The exercise. Scan the material for the word "they", and copy each line where it shows up.
☆ ☆ ☆ ☆ ☆ ☆ ☆
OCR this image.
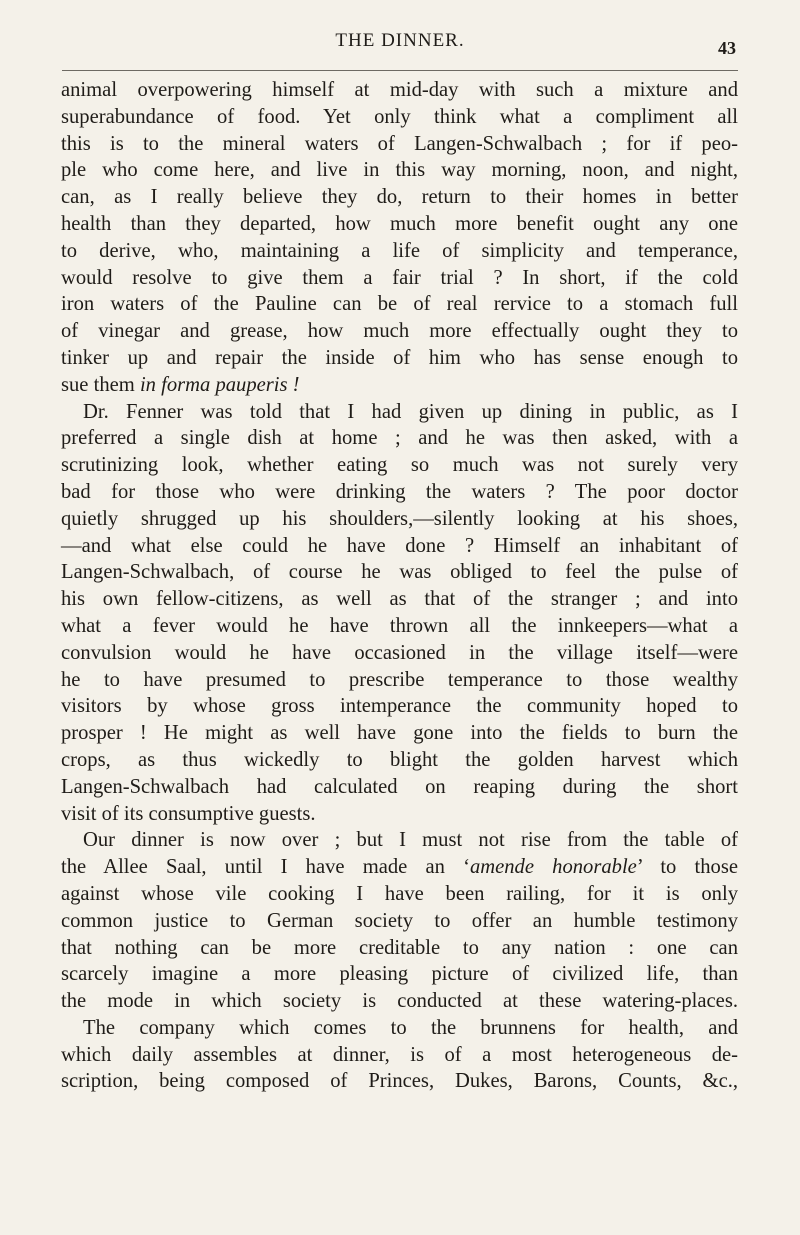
THE DINNER.	43
animal overpowering himself at mid-day with such a mixture and
superabundance of food. Yet only think what a compliment all
this is to the mineral waters of Langen-Schwalbach ; for if peo-
ple who come here, and live in this way morning, noon, and night,
can, as I really believe they do, return to their homes in better
health than they departed, how much more benefit ought any one
to derive, who, maintaining a life of simplicity and temperance,
would resolve to give them a fair trial ? In short, if the cold
iron waters of the Pauline can be of real rervice to a stomach full
of vinegar and grease, how much more effectually ought they to
tinker up and repair the inside of him who has sense enough to
sue them in forma pauperis !
Dr. Fenner was told that I had given up dining in public, as I
preferred a single dish at home ; and he was then asked, with a
scrutinizing look, whether eating so much was not surely very
bad for those who were drinking the waters ? The poor doctor
quietly shrugged up his shoulders,—silently looking at his shoes,
—and what else could he have done ? Himself an inhabitant of
Langen-Schwalbach, of course he was obliged to feel the pulse of
his own fellow-citizens, as well as that of the stranger ; and into
what a fever would he have thrown all the innkeepers—what a
convulsion would he have occasioned in the village itself—were
he to have presumed to prescribe temperance to those wealthy
visitors by whose gross intemperance the community hoped to
prosper ! He might as well have gone into the fields to burn the
crops, as thus wickedly to blight the golden harvest which
Langen-Schwalbach had calculated on reaping during the short
visit of its consumptive guests.
Our dinner is now over ; but I must not rise from the table of
the Allee Saal, until I have made an ‘amende honorable’ to those
against whose vile cooking I have been railing, for it is only
common justice to German society to offer an humble testimony
that nothing can be more creditable to any nation : one can
scarcely imagine a more pleasing picture of civilized life, than
the mode in which society is conducted at these watering-places.
The company which comes to the brunnens for health, and
which daily assembles at dinner, is of a most heterogeneous de-
scription, being composed of Princes, Dukes, Barons, Counts, &c.,
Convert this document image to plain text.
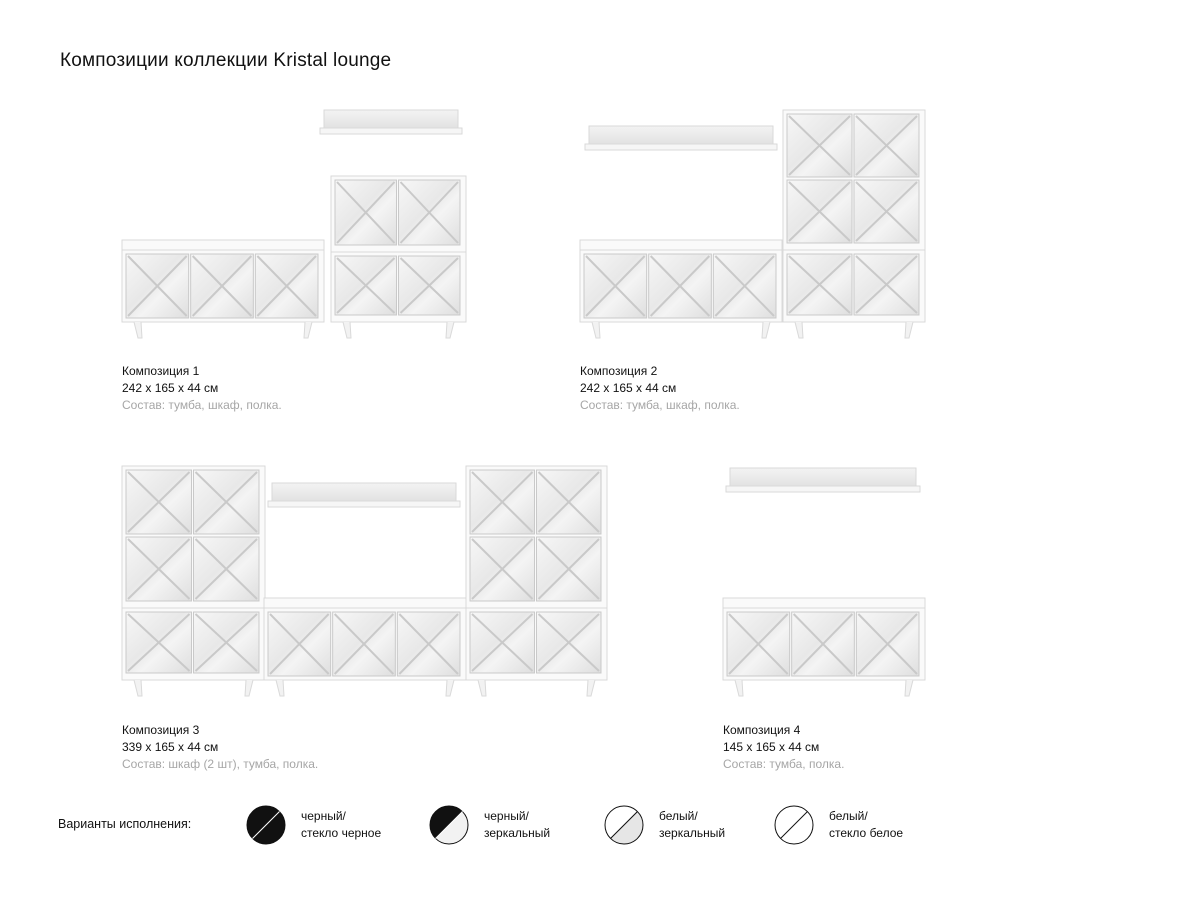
Композиции коллекции Kristal lounge
Композиция 1
242 х 165 х 44 см
Состав: тумба, шкаф, полка.
Композиция 2
242 х 165 х 44 см
Состав: тумба, шкаф, полка.
Композиция 3
339 х 165 х 44 см
Состав: шкаф (2 шт), тумба, полка.
Композиция 4
145 х 165 х 44 см
Состав: тумба, полка.
Варианты исполнения:
черный/
стекло черное
черный/
зеркальный
белый/
зеркальный
белый/
стекло белое
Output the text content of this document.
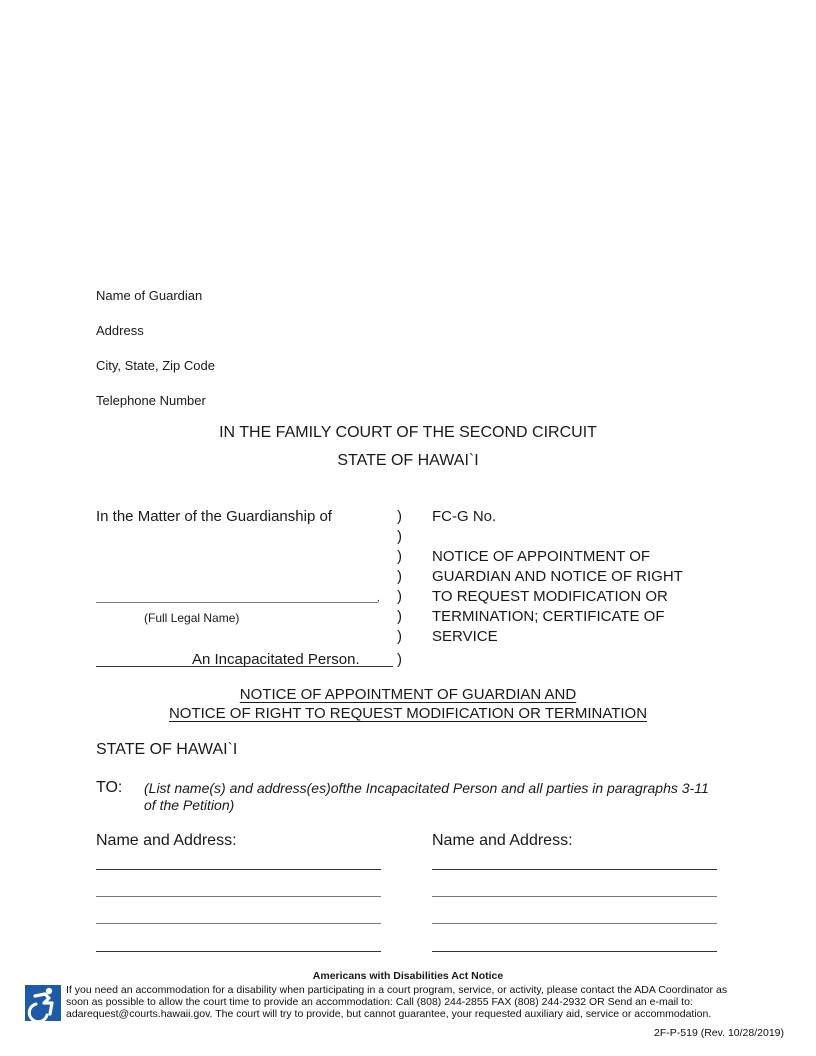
Name of Guardian
Address
City, State, Zip Code
Telephone Number
IN THE FAMILY COURT OF THE SECOND CIRCUIT
STATE OF HAWAI`I
In the Matter of the Guardianship of
,
(Full Legal Name)
An Incapacitated Person.
)
)
)
)
)
)
)
)
FC-G No.
NOTICE OF APPOINTMENT OF
GUARDIAN AND NOTICE OF RIGHT
TO REQUEST MODIFICATION OR
TERMINATION; CERTIFICATE OF
SERVICE
NOTICE OF APPOINTMENT OF GUARDIAN AND
NOTICE OF RIGHT TO REQUEST MODIFICATION OR TERMINATION
STATE OF HAWAI`I
TO: (List name(s) and address(es)ofthe Incapacitated Person and all parties in paragraphs 3-11
of the Petition)
Name and Address:	Name and Address:
Americans with Disabilities Act Notice
If you need an accommodation for a disability when participating in a court program, service, or activity, please contact the ADA Coordinator as
soon as possible to allow the court time to provide an accommodation: Call (808) 244-2855 FAX (808) 244-2932 OR Send an e-mail to:
adarequest@courts.hawaii.gov. The court will try to provide, but cannot guarantee, your requested auxiliary aid, service or accommodation.
2F-P-519 (Rev. 10/28/2019)
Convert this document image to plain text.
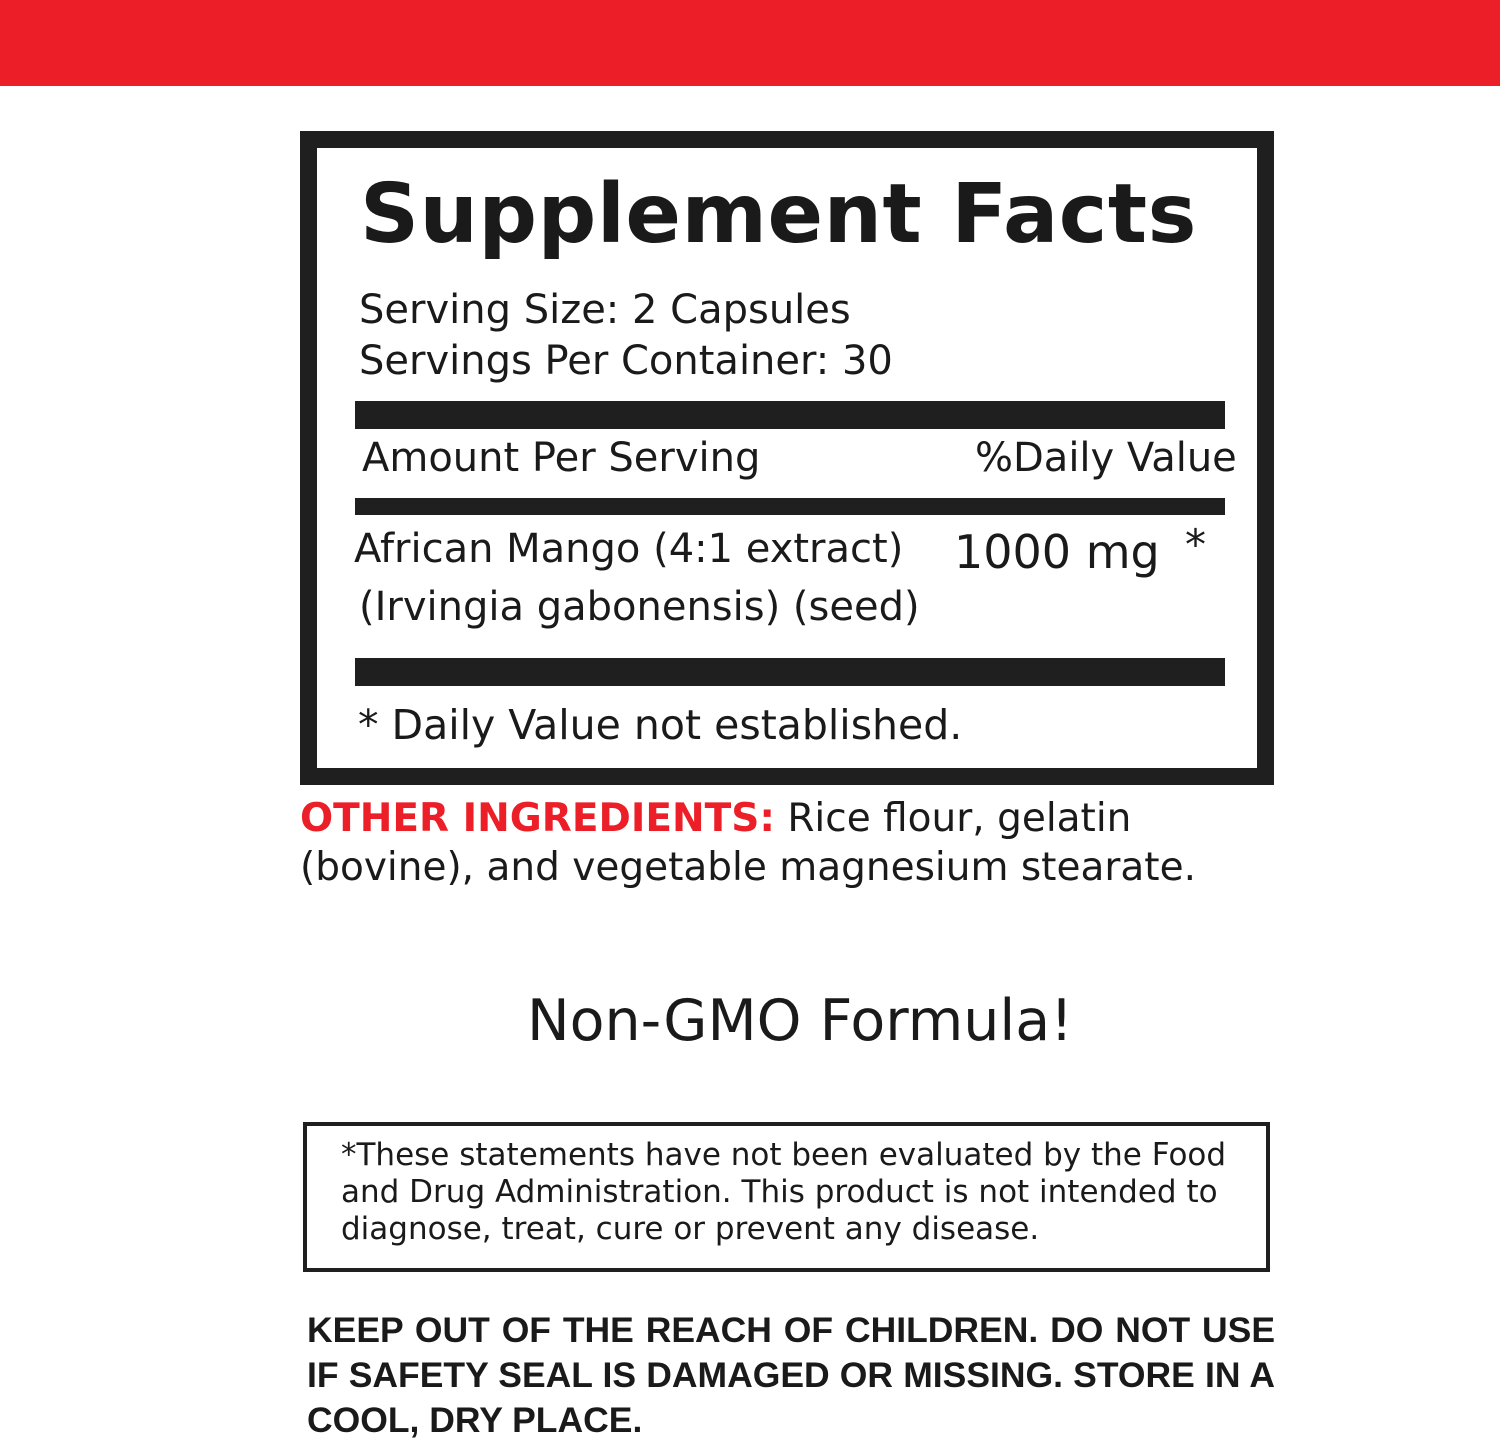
Supplement Facts
Serving Size: 2 Capsules
Servings Per Container: 30
Amount Per Serving	%Daily Value
African Mango (4:1 extract)
(Irvingia gabonensis) (seed)
1000 mg *
* Daily Value not established.

OTHER INGREDIENTS: Rice flour, gelatin
(bovine), and vegetable magnesium stearate.

Non-GMO Formula!

*These statements have not been evaluated by the Food
and Drug Administration. This product is not intended to
diagnose, treat, cure or prevent any disease.

KEEP OUT OF THE REACH OF CHILDREN. DO NOT USE IF SAFETY SEAL IS DAMAGED OR MISSING. STORE IN A COOL, DRY PLACE.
☆ ☆ ☆ ☆ ☆ ☆ ☆
Answer in full.
can, as I really believe they do, return to their homes in better
health than they departed, how much more benefit ought any one
of vinegar and grease, how much more effectually ought they to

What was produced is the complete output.